Your instructions:
Pick out the lines below that include the string "менее".

Records for this exercise:
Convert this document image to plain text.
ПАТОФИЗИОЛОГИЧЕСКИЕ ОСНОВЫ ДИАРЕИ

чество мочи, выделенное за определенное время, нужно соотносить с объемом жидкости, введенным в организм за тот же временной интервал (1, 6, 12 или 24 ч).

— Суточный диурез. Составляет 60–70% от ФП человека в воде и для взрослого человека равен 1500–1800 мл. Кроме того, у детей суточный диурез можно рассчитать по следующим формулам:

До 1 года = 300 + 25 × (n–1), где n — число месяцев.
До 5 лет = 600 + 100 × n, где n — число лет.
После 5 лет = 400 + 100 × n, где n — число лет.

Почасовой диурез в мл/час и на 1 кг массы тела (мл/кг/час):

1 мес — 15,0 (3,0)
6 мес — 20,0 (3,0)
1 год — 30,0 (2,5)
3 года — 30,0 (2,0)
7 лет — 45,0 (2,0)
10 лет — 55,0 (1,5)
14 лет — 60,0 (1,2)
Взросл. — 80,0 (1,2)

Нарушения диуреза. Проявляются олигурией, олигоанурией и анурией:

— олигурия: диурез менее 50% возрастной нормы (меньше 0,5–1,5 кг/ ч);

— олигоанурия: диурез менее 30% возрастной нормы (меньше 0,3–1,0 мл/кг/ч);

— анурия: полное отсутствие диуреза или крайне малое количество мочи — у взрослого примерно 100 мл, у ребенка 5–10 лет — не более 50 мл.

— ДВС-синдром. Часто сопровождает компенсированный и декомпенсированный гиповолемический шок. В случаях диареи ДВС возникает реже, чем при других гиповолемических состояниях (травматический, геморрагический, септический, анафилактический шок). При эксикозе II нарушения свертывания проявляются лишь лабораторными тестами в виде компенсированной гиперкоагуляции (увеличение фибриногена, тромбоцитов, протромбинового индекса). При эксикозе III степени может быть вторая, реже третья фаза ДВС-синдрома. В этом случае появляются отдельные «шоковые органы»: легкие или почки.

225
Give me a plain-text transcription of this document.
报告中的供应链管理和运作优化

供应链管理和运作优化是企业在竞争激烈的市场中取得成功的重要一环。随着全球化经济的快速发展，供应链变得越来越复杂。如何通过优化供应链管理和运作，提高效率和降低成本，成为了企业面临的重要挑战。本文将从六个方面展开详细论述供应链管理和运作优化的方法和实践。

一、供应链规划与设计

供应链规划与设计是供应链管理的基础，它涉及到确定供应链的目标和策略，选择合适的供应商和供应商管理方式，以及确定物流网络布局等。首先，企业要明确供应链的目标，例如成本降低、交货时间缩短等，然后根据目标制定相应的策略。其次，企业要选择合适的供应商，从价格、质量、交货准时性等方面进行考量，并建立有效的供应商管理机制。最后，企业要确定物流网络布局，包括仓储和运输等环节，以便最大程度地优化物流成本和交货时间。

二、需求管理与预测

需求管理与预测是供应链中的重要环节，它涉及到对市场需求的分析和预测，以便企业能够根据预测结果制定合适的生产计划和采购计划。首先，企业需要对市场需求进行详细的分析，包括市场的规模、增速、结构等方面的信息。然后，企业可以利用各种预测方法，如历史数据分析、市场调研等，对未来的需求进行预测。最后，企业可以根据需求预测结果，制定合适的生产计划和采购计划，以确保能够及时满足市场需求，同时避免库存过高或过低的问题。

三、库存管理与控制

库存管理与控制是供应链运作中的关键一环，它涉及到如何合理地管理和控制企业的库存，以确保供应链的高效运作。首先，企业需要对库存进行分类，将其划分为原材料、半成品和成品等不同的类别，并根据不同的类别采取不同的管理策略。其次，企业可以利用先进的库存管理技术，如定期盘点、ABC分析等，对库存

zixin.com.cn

Reply:
— олигурия: диурез менее 50% возрастной нормы (меньше 0,5–1,5 кг/ ч);
— олигоанурия: диурез менее 30% возрастной нормы (меньше 0,3–1,0 мл/кг/ч);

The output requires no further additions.